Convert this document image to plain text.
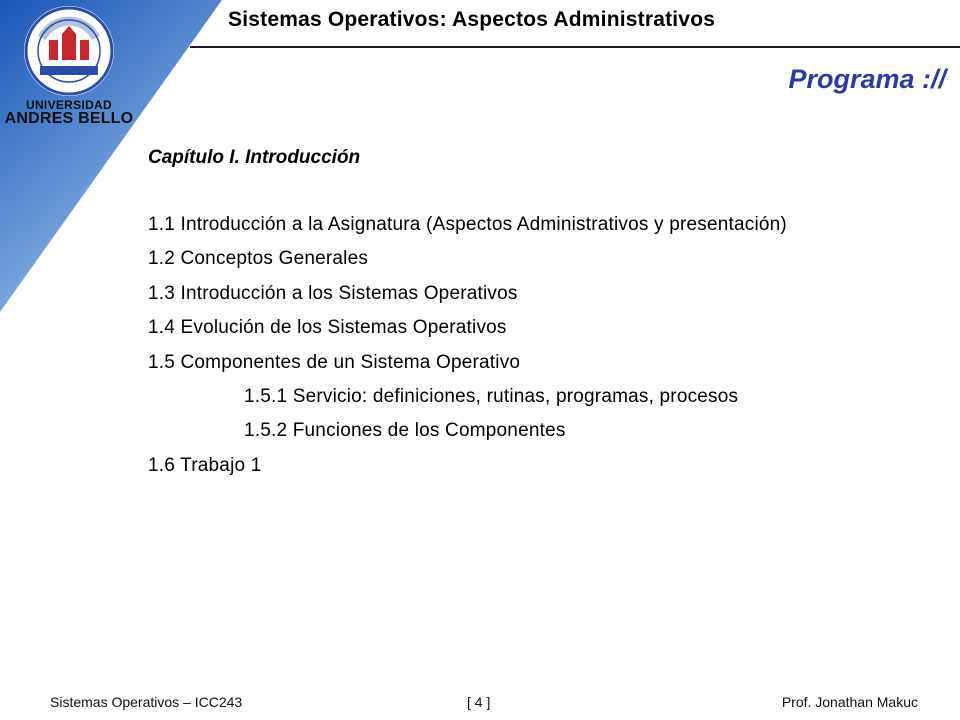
UNIVERSIDAD
ANDRES BELLO
Sistemas Operativos: Aspectos Administrativos
Programa ://
Capítulo I. Introducción
1.1 Introducción a la Asignatura (Aspectos Administrativos y presentación)
1.2 Conceptos Generales
1.3 Introducción a los Sistemas Operativos
1.4 Evolución de los Sistemas Operativos
1.5 Componentes de un Sistema Operativo
1.5.1 Servicio: definiciones, rutinas, programas, procesos
1.5.2 Funciones de los Componentes
1.6 Trabajo 1
Sistemas Operativos – ICC243	[ 4 ]	Prof. Jonathan Makuc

————

# PROBLEM STATEMENT
Give back the entries verbatim. Do not include any picture.

# EXERCISE SOLUTION
Convert this document image to plain text.
UNIVERSIDAD
ANDRES BELLO
Sistemas Operativos: Aspectos Administrativos
Programa ://
Capítulo I. Introducción
1.1 Introducción a la Asignatura (Aspectos Administrativos y presentación)
1.2 Conceptos Generales
1.3 Introducción a los Sistemas Operativos
1.4 Evolución de los Sistemas Operativos
1.5 Componentes de un Sistema Operativo
1.5.1 Servicio: definiciones, rutinas, programas, procesos
1.5.2 Funciones de los Componentes
1.6 Trabajo 1
Sistemas Operativos – ICC243	[ 4 ]	Prof. Jonathan Makuc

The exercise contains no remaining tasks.